[Records about charts and figures]
+++++
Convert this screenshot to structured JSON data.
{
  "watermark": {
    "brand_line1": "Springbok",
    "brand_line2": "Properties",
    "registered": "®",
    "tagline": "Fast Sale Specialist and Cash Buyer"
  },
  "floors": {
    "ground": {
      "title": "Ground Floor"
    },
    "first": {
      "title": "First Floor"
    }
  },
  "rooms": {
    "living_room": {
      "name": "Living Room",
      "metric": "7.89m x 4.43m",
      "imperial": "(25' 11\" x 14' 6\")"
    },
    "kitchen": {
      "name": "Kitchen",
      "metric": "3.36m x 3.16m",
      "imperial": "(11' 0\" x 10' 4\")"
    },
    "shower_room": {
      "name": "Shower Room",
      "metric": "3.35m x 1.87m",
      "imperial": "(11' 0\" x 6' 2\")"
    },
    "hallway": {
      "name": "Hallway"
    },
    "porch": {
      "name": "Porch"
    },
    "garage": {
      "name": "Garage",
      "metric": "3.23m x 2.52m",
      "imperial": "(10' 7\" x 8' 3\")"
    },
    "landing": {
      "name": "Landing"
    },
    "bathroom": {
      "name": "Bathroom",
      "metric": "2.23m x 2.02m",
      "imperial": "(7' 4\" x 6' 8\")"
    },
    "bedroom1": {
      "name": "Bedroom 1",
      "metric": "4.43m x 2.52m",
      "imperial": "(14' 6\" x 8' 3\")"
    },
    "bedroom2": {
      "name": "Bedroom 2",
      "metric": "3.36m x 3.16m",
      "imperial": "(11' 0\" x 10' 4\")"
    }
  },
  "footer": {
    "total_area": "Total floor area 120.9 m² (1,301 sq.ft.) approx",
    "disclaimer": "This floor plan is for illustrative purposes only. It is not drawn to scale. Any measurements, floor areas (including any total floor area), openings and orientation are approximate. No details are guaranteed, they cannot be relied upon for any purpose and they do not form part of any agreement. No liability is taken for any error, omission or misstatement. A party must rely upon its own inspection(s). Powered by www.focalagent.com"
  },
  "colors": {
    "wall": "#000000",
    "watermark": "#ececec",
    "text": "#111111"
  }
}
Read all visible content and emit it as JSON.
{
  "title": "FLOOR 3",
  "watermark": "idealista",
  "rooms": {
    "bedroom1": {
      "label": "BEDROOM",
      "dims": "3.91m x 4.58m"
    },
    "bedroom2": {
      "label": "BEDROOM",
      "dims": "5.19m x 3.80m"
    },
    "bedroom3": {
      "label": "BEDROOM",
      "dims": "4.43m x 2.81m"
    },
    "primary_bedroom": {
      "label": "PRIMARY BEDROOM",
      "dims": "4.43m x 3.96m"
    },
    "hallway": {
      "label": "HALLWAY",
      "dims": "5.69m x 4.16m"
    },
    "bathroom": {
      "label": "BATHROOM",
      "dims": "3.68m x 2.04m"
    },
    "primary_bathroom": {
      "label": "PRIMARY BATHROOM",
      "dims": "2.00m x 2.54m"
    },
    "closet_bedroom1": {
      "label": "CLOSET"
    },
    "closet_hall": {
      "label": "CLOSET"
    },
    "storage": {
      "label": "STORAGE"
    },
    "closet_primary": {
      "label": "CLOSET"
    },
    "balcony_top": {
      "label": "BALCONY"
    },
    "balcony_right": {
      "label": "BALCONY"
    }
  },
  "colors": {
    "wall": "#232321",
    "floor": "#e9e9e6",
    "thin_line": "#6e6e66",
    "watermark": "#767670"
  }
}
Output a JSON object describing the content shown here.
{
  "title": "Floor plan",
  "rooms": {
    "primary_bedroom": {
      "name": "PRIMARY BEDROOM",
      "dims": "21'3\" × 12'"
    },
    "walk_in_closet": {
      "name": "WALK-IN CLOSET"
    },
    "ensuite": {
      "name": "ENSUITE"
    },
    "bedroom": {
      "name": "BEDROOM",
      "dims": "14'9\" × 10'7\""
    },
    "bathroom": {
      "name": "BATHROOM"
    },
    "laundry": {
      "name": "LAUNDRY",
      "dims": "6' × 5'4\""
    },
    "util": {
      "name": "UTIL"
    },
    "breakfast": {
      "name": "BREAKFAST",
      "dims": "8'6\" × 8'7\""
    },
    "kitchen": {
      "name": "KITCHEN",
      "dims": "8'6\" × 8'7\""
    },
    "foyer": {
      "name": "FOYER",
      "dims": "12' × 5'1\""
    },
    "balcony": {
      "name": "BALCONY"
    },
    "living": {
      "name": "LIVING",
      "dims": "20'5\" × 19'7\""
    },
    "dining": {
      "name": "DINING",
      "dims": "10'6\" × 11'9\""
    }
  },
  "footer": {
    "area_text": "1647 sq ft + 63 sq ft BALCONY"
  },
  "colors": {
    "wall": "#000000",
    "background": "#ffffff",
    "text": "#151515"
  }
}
+++++
• _WHAT TO WORK ON_
Reproduce exactly the line containing "Output a JSON" and every line after it through the end of the records above, and nothing else.

• _COMPLETED EXERCISE_
Output a JSON object describing the content shown here.
{
  "title": "Floor plan",
  "rooms": {
    "primary_bedroom": {
      "name": "PRIMARY BEDROOM",
      "dims": "21'3\" × 12'"
    },
    "walk_in_closet": {
      "name": "WALK-IN CLOSET"
    },
    "ensuite": {
      "name": "ENSUITE"
    },
    "bedroom": {
      "name": "BEDROOM",
      "dims": "14'9\" × 10'7\""
    },
    "bathroom": {
      "name": "BATHROOM"
    },
    "laundry": {
      "name": "LAUNDRY",
      "dims": "6' × 5'4\""
    },
    "util": {
      "name": "UTIL"
    },
    "breakfast": {
      "name": "BREAKFAST",
      "dims": "8'6\" × 8'7\""
    },
    "kitchen": {
      "name": "KITCHEN",
      "dims": "8'6\" × 8'7\""
    },
    "foyer": {
      "name": "FOYER",
      "dims": "12' × 5'1\""
    },
    "balcony": {
      "name": "BALCONY"
    },
    "living": {
      "name": "LIVING",
      "dims": "20'5\" × 19'7\""
    },
    "dining": {
      "name": "DINING",
      "dims": "10'6\" × 11'9\""
    }
  },
  "footer": {
    "area_text": "1647 sq ft + 63 sq ft BALCONY"
  },
  "colors": {
    "wall": "#000000",
    "background": "#ffffff",
    "text": "#151515"
  }
}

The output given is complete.